■ Work to be completed ■
Scan the following material for the string "cover" and copy each line in which it appears.

Extracted data entries:
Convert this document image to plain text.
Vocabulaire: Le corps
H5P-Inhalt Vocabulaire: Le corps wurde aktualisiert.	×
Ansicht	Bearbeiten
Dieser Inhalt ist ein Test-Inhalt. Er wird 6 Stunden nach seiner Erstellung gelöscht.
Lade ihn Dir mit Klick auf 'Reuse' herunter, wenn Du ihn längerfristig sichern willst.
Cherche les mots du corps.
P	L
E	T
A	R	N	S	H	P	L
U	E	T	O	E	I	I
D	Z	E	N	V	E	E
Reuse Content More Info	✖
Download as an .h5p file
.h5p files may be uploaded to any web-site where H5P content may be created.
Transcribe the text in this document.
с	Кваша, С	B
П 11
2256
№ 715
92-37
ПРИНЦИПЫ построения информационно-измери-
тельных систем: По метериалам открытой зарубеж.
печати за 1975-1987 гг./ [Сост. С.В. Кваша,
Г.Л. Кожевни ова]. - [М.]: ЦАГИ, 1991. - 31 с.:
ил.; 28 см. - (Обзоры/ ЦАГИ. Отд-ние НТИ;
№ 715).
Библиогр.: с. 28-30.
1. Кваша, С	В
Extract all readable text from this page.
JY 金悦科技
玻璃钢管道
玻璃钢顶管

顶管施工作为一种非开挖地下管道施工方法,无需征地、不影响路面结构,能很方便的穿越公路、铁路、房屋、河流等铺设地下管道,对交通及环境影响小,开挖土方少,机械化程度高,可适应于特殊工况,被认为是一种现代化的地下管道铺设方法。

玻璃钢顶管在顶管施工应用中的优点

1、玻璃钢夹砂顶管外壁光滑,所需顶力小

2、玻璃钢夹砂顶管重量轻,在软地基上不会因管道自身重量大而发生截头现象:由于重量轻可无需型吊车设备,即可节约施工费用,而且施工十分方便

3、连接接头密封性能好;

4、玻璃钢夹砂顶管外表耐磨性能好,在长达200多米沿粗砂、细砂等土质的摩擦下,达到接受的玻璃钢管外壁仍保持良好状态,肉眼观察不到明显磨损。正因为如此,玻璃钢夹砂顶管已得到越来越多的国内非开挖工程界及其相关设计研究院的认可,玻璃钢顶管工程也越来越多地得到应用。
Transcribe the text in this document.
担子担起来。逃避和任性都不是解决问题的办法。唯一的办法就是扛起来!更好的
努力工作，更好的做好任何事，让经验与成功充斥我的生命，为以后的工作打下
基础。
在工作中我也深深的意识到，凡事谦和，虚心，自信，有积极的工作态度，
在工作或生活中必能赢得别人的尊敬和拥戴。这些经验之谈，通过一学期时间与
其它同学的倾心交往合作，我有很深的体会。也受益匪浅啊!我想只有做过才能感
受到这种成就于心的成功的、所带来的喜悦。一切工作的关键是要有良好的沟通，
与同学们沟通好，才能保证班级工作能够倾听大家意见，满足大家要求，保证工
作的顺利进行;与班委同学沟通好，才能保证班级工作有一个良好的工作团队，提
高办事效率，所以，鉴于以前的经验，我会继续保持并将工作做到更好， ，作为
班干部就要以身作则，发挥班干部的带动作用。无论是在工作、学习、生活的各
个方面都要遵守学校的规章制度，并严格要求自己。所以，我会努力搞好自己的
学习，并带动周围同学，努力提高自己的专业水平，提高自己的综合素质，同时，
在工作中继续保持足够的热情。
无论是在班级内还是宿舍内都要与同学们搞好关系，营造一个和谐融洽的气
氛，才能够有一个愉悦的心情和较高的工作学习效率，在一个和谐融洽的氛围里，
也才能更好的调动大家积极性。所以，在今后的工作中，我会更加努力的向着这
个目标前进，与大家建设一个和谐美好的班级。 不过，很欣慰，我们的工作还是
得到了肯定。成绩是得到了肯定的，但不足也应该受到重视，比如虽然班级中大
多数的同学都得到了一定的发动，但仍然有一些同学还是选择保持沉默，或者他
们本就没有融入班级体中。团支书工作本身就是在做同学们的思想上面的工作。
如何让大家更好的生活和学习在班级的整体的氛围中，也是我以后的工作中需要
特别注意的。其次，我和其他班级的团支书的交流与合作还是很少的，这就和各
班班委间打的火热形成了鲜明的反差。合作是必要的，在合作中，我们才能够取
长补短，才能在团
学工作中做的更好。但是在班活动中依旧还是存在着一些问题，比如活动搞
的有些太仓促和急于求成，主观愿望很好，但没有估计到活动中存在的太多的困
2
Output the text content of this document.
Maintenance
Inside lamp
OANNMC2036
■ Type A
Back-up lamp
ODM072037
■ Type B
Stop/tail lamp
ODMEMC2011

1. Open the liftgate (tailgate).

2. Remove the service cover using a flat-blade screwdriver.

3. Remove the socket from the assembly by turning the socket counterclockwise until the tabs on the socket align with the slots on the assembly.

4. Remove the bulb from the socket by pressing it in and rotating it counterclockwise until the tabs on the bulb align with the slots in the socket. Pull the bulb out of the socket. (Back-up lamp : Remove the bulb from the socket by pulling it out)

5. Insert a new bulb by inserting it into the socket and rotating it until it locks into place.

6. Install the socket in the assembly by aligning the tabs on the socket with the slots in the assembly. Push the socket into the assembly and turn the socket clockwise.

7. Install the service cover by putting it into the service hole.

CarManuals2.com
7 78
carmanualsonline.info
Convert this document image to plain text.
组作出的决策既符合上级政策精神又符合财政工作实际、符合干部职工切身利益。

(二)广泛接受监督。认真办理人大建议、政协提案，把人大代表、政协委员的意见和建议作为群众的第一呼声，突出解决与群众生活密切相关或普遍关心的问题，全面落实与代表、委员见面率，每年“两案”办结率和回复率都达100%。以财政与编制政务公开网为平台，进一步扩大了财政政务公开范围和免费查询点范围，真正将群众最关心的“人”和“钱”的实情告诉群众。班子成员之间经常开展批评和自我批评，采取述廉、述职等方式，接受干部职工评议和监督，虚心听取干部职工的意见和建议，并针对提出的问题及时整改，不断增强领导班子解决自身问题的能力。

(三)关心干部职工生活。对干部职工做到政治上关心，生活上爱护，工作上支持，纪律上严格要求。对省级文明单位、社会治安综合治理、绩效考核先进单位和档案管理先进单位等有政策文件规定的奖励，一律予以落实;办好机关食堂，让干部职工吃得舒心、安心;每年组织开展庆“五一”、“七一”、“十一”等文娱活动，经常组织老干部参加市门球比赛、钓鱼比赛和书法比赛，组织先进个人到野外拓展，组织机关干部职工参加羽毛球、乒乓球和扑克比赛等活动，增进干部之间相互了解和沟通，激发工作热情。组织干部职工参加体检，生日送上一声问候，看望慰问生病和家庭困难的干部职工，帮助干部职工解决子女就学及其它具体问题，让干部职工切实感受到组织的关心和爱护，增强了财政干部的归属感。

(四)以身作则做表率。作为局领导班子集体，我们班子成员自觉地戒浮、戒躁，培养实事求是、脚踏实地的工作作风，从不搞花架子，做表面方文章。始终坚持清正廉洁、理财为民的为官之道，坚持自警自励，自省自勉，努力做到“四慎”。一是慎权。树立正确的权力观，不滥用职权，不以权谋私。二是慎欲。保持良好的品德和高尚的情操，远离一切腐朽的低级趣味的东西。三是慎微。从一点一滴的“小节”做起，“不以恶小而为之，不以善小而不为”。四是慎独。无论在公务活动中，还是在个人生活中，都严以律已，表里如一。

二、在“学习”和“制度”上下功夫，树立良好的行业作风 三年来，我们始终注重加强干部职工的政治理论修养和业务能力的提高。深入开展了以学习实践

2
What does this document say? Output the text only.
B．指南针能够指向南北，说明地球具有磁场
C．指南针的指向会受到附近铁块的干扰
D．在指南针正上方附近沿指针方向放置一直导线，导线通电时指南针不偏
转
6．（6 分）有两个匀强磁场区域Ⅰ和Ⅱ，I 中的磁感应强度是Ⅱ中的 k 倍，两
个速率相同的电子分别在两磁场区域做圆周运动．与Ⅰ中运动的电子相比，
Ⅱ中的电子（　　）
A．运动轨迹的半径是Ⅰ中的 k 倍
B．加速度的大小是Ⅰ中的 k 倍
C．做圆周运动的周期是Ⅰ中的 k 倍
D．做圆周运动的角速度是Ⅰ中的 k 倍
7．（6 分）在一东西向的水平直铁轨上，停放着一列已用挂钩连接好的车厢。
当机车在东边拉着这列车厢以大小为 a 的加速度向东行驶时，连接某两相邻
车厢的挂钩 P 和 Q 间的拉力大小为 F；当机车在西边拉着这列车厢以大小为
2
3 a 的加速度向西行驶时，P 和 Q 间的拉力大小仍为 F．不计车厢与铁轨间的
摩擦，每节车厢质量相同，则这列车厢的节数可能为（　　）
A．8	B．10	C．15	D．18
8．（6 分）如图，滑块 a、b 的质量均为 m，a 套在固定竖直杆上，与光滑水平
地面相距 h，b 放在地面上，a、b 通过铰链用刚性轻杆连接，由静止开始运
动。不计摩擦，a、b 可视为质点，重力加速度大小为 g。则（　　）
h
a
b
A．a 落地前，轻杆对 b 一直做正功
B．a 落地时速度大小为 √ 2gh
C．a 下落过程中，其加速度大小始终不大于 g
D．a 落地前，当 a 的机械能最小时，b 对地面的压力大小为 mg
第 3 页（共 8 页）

■ Response below ■
2. Remove the service cover using a flat-blade screwdriver.
7. Install the service cover by putting it into the service hole.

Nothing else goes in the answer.